--- START OF Dataset ---
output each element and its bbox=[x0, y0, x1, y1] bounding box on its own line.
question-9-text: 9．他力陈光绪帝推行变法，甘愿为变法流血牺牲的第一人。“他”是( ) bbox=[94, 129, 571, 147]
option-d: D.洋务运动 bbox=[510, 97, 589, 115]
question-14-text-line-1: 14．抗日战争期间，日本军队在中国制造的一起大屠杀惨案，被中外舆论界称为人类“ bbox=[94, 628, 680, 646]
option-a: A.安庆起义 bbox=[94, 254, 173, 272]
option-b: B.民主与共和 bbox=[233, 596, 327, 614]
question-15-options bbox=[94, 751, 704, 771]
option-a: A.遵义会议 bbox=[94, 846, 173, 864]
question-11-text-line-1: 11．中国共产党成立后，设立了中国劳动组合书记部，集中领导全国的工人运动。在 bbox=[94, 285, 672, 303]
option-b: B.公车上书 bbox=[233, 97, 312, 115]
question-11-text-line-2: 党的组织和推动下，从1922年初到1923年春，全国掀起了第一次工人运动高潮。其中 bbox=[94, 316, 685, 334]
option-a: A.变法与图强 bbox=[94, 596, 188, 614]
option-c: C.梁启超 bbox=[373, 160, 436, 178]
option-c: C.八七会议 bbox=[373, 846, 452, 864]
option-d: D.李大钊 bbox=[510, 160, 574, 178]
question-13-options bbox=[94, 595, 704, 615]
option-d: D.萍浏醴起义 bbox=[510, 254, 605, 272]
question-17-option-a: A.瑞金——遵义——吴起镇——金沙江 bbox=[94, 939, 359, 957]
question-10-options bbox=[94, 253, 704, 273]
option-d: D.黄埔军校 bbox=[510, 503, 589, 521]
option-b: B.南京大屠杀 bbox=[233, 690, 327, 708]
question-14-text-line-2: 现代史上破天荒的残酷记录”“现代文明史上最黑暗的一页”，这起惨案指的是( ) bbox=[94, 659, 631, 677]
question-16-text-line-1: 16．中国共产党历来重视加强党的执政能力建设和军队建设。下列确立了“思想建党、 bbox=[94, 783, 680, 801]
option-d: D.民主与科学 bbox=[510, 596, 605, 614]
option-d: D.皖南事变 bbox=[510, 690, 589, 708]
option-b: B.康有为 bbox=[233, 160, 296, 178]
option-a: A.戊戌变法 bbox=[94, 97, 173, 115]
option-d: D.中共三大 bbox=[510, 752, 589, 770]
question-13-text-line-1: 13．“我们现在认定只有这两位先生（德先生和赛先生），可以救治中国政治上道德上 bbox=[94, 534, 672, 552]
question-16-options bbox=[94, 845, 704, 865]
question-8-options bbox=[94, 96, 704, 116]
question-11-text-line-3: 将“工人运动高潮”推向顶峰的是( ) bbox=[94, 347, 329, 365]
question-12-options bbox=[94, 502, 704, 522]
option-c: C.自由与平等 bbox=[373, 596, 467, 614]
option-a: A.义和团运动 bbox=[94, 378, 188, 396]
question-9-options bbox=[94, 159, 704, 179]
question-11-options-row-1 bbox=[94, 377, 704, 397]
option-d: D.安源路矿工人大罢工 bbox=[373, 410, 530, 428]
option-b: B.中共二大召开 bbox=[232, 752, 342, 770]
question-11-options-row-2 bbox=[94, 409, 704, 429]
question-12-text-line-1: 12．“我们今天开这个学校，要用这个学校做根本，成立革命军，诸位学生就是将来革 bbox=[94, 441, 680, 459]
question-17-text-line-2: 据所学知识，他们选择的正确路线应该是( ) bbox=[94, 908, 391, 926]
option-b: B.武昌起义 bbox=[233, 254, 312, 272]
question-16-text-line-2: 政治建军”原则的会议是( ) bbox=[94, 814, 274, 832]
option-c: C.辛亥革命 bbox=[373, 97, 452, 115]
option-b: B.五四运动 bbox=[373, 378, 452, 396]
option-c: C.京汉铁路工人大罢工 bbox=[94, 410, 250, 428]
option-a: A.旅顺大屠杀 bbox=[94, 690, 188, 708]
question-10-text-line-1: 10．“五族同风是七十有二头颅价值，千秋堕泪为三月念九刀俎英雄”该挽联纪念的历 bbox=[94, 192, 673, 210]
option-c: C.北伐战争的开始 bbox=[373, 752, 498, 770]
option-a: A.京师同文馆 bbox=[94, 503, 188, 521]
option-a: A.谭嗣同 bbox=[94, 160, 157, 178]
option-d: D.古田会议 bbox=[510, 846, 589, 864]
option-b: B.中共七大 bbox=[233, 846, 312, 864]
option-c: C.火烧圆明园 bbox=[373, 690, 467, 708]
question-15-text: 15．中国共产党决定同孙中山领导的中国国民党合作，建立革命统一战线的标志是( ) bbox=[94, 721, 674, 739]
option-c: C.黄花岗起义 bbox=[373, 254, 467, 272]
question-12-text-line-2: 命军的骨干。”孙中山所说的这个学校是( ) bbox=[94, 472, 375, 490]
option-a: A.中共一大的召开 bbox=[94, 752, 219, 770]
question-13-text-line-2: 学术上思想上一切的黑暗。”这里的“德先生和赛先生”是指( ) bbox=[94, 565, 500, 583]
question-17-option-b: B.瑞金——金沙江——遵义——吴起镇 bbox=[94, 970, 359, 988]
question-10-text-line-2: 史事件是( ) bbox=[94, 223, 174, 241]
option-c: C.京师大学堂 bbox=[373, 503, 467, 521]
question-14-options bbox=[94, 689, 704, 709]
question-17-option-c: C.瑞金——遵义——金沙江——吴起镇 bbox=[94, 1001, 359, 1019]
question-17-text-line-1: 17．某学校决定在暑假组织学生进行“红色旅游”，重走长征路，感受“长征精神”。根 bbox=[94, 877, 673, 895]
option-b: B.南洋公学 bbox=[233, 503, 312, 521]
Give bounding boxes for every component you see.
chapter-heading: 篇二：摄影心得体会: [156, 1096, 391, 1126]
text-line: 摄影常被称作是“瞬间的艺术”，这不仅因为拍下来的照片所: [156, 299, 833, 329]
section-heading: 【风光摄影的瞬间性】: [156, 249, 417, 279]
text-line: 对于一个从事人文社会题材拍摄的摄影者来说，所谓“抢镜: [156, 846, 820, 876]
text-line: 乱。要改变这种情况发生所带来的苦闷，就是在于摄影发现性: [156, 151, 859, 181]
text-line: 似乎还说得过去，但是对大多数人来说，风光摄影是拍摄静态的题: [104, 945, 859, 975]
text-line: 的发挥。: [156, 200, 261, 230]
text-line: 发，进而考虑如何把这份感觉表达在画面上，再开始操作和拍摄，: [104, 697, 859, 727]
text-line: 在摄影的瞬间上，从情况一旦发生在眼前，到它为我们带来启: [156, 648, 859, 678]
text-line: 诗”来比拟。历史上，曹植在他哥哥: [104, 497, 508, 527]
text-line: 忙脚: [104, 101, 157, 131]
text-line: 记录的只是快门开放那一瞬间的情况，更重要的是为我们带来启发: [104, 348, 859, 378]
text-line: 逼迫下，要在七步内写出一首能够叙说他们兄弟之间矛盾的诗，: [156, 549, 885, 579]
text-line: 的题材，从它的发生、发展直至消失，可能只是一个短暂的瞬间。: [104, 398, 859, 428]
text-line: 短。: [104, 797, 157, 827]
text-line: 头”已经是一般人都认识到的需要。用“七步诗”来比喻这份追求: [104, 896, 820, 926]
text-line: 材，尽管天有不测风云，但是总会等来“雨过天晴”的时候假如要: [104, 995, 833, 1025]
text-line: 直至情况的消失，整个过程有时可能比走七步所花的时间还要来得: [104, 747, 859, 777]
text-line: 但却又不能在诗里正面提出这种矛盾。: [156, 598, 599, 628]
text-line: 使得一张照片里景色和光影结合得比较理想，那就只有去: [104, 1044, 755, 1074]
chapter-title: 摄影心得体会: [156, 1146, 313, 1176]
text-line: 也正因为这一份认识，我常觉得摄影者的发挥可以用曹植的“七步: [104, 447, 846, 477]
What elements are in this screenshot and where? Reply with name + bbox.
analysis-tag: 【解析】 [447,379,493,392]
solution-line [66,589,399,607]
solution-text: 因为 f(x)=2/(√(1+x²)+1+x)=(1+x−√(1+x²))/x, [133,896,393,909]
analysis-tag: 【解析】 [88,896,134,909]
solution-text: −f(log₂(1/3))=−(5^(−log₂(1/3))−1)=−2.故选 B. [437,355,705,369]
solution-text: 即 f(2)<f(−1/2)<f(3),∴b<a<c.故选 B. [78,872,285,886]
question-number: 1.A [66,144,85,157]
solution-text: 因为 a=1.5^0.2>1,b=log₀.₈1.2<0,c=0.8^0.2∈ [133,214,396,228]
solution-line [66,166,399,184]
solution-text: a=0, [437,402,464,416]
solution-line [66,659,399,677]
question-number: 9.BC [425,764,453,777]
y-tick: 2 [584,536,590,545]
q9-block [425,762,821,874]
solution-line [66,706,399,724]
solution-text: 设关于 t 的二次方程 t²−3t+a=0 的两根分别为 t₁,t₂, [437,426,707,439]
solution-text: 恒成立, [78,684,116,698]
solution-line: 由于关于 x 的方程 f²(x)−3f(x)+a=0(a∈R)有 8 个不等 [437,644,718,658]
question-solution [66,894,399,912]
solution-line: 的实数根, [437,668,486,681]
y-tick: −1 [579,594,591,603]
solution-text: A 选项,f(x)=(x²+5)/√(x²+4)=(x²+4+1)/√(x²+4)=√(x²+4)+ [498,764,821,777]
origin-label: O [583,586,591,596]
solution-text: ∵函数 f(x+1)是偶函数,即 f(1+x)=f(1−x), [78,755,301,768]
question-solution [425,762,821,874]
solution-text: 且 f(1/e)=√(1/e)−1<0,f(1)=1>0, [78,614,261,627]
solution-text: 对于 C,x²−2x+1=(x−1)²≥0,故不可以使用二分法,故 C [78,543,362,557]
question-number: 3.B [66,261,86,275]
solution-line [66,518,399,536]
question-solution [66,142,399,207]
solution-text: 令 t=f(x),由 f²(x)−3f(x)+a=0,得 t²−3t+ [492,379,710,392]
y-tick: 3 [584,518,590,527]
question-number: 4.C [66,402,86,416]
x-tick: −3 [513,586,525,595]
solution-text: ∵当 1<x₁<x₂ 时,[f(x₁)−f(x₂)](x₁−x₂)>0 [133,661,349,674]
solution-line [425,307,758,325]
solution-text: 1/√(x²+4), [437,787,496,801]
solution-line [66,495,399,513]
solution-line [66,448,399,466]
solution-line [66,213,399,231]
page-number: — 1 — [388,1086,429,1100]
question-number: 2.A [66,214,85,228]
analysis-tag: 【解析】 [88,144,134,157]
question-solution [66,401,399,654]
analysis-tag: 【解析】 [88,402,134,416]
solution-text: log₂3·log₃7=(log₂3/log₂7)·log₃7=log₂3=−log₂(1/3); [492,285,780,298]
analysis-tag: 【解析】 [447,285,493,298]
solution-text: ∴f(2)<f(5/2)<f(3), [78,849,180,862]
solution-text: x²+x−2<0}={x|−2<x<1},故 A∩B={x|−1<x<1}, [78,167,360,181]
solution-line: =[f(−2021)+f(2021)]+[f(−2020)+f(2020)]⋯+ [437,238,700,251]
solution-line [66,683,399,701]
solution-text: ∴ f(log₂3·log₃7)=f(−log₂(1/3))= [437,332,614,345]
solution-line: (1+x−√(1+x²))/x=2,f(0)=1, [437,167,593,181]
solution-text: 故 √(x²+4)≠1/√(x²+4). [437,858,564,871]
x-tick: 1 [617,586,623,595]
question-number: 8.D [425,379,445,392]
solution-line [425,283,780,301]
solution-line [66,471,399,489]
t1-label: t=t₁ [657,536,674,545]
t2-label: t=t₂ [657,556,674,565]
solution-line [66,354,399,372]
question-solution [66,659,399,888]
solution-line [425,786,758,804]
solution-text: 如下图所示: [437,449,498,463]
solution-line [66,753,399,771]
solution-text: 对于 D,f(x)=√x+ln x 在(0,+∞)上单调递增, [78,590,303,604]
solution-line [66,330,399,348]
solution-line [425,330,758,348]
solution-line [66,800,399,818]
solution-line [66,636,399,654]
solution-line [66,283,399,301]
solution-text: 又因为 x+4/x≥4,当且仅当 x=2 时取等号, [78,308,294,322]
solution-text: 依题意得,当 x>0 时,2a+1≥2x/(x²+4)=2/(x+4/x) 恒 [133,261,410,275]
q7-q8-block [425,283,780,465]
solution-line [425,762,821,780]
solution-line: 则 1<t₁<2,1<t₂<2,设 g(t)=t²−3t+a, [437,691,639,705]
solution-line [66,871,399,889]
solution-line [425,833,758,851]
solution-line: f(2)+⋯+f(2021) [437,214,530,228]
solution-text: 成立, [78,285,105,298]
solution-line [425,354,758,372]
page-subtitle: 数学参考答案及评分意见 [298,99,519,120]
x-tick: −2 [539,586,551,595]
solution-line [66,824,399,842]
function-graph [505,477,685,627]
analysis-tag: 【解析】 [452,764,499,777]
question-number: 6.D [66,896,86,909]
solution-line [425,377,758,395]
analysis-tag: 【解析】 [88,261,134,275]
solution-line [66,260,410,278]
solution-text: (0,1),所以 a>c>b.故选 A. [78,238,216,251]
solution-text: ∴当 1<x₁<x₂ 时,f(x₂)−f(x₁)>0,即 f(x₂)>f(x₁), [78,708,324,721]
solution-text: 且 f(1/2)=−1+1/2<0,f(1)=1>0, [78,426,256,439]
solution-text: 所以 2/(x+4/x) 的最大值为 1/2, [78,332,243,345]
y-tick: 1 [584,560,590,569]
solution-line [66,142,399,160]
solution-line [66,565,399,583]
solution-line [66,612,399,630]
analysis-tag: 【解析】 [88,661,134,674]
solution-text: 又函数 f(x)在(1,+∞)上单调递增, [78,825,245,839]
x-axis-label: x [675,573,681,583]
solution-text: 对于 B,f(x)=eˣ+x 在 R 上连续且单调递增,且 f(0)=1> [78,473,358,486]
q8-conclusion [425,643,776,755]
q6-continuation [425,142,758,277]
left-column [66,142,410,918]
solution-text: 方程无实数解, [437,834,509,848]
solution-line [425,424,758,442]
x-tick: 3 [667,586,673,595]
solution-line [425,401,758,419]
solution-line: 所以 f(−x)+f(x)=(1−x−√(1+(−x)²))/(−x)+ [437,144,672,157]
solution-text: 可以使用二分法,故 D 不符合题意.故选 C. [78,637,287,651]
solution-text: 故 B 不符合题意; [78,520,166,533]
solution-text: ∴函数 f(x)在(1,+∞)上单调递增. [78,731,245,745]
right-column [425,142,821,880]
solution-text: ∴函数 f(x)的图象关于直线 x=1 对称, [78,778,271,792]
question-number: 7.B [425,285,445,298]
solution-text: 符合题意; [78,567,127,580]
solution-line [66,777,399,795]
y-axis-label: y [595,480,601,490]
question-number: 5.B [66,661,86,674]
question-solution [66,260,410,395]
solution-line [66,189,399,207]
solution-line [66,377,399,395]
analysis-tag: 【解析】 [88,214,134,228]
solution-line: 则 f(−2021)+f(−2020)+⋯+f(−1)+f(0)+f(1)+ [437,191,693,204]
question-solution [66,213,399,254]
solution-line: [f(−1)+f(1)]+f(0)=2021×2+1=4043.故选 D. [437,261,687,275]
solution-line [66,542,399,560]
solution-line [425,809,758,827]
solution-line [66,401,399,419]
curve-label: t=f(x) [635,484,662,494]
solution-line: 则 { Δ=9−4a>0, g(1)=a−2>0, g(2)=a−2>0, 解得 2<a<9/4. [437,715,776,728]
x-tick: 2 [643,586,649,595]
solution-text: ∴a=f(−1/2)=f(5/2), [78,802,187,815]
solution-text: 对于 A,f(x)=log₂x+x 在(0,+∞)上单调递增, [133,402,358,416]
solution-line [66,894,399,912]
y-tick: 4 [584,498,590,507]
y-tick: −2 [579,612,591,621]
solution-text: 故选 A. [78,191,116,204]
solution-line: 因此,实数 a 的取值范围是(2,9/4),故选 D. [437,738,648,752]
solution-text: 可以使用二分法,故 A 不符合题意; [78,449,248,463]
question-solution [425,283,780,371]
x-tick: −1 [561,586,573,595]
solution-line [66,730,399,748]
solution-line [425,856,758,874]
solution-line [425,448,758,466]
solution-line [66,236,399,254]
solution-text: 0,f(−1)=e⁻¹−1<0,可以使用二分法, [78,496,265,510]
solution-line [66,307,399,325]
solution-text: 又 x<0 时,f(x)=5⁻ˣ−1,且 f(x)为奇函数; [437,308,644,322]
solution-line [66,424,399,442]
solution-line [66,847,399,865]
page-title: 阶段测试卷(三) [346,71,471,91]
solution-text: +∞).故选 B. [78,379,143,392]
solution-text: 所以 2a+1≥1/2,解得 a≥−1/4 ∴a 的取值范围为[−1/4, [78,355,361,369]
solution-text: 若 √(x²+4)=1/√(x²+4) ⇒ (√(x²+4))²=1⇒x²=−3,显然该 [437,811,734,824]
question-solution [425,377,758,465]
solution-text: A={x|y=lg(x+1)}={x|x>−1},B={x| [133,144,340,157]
--- END OF Dataset ---
**Task brief**
Copy out the items unchanged, starting with the first line and going on through the line that contains "option-d: D.安源路矿工人大罢工 bbox=[373, 410, 530, 428]", including that line.

**Response to the exercise**
output each element and its bbox=[x0, y0, x1, y1] bounding box on its own line.
question-9-text: 9．他力陈光绪帝推行变法，甘愿为变法流血牺牲的第一人。“他”是( ) bbox=[94, 129, 571, 147]
option-d: D.洋务运动 bbox=[510, 97, 589, 115]
question-14-text-line-1: 14．抗日战争期间，日本军队在中国制造的一起大屠杀惨案，被中外舆论界称为人类“ bbox=[94, 628, 680, 646]
option-a: A.安庆起义 bbox=[94, 254, 173, 272]
option-b: B.民主与共和 bbox=[233, 596, 327, 614]
question-15-options bbox=[94, 751, 704, 771]
option-a: A.遵义会议 bbox=[94, 846, 173, 864]
question-11-text-line-1: 11．中国共产党成立后，设立了中国劳动组合书记部，集中领导全国的工人运动。在 bbox=[94, 285, 672, 303]
option-b: B.公车上书 bbox=[233, 97, 312, 115]
question-11-text-line-2: 党的组织和推动下，从1922年初到1923年春，全国掀起了第一次工人运动高潮。其中 bbox=[94, 316, 685, 334]
option-a: A.变法与图强 bbox=[94, 596, 188, 614]
option-c: C.梁启超 bbox=[373, 160, 436, 178]
option-c: C.八七会议 bbox=[373, 846, 452, 864]
option-d: D.李大钊 bbox=[510, 160, 574, 178]
question-13-options bbox=[94, 595, 704, 615]
option-d: D.萍浏醴起义 bbox=[510, 254, 605, 272]
question-17-option-a: A.瑞金——遵义——吴起镇——金沙江 bbox=[94, 939, 359, 957]
question-10-options bbox=[94, 253, 704, 273]
option-d: D.黄埔军校 bbox=[510, 503, 589, 521]
option-b: B.南京大屠杀 bbox=[233, 690, 327, 708]
question-14-text-line-2: 现代史上破天荒的残酷记录”“现代文明史上最黑暗的一页”，这起惨案指的是( ) bbox=[94, 659, 631, 677]
question-16-text-line-1: 16．中国共产党历来重视加强党的执政能力建设和军队建设。下列确立了“思想建党、 bbox=[94, 783, 680, 801]
option-d: D.民主与科学 bbox=[510, 596, 605, 614]
option-d: D.皖南事变 bbox=[510, 690, 589, 708]
option-b: B.康有为 bbox=[233, 160, 296, 178]
option-a: A.戊戌变法 bbox=[94, 97, 173, 115]
option-d: D.中共三大 bbox=[510, 752, 589, 770]
question-13-text-line-1: 13．“我们现在认定只有这两位先生（德先生和赛先生），可以救治中国政治上道德上 bbox=[94, 534, 672, 552]
question-16-options bbox=[94, 845, 704, 865]
question-8-options bbox=[94, 96, 704, 116]
question-11-text-line-3: 将“工人运动高潮”推向顶峰的是( ) bbox=[94, 347, 329, 365]
question-12-options bbox=[94, 502, 704, 522]
option-c: C.自由与平等 bbox=[373, 596, 467, 614]
option-a: A.义和团运动 bbox=[94, 378, 188, 396]
question-9-options bbox=[94, 159, 704, 179]
question-11-options-row-1 bbox=[94, 377, 704, 397]
option-d: D.安源路矿工人大罢工 bbox=[373, 410, 530, 428]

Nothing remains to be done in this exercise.